<<<<
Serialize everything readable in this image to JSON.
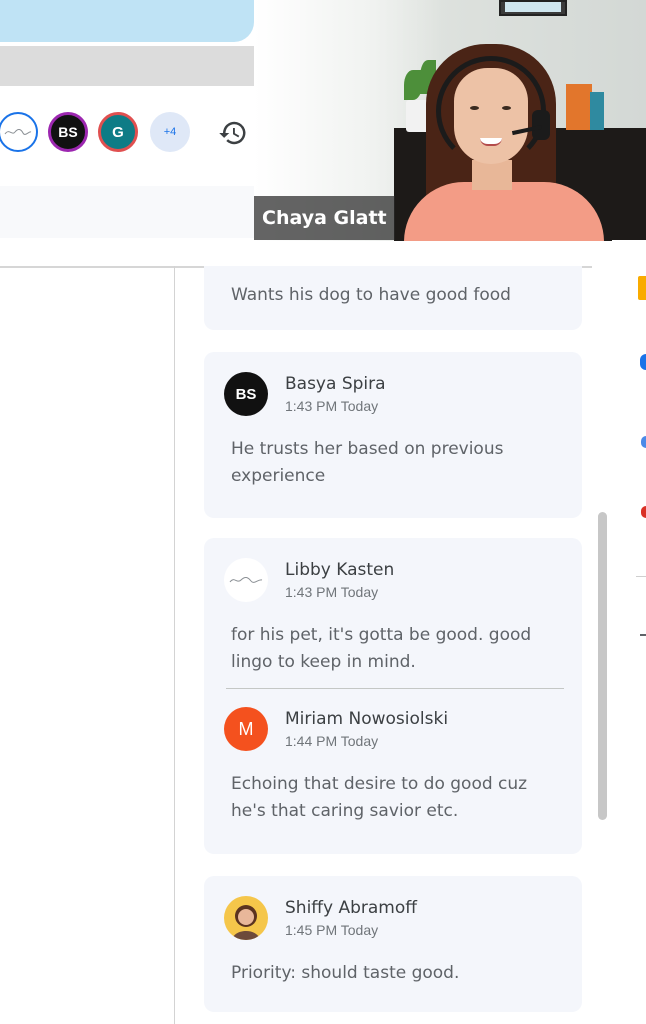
{
  "toolbar": {
    "avatars": [
      {
        "initials": "signature",
        "name": "signature avatar"
      },
      {
        "initials": "BS",
        "name": "Basya Spira"
      },
      {
        "initials": "G",
        "name": "G"
      },
      {
        "initials": "+4",
        "name": "more participants"
      }
    ],
    "history_icon": "history-icon"
  },
  "video": {
    "participant_name": "Chaya Glatt"
  },
  "comments": {
    "first_card_text": "Wants his dog to have good food",
    "threads": [
      {
        "author": "Basya Spira",
        "time": "1:43 PM Today",
        "avatar_initials": "BS",
        "text": "He trusts her based on previous experience"
      },
      {
        "author": "Libby Kasten",
        "time": "1:43 PM Today",
        "avatar_initials": "signature",
        "text": "for his pet, it's gotta be good. good lingo to keep in mind."
      },
      {
        "author": "Miriam Nowosiolski",
        "time": "1:44 PM Today",
        "avatar_initials": "M",
        "text": "Echoing that desire to do good cuz he's that caring savior etc."
      },
      {
        "author": "Shiffy Abramoff",
        "time": "1:45 PM Today",
        "avatar_initials": "photo",
        "text": "Priority: should taste good."
      }
    ]
  },
  "colors": {
    "accent": "#1a73e8",
    "card_bg": "#f4f6fb",
    "miriam_avatar": "#f4511e",
    "name_tag_bg": "#282828"
  }
}
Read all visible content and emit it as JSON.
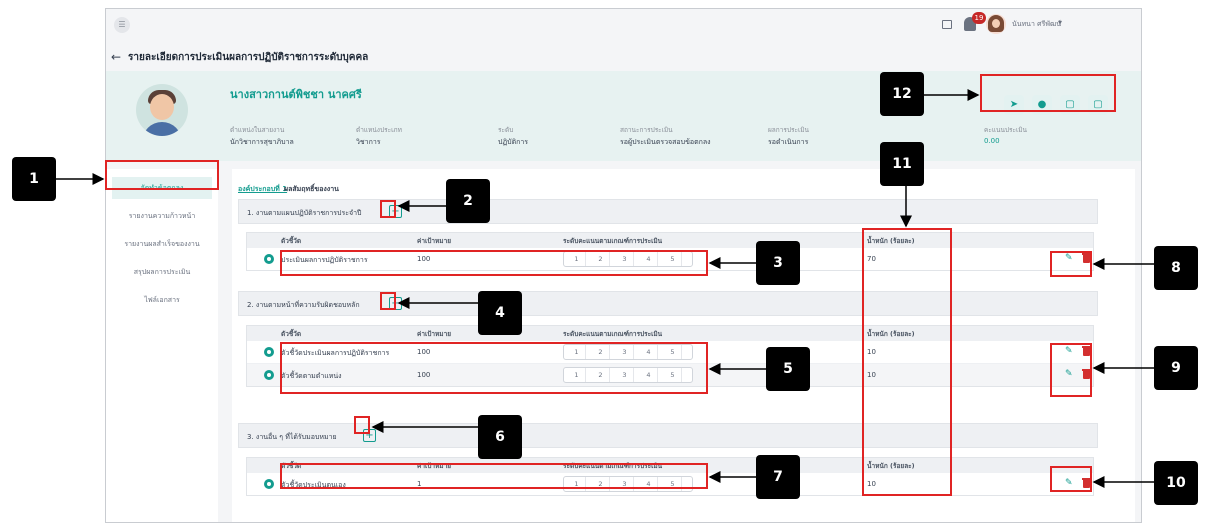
>>>>
= Given task =
Filter the entries above down to the lines containing the word "JSON".

= The completed task =
Serialize everything readable in this image to JSON.
Read all visible content and emit it as JSON.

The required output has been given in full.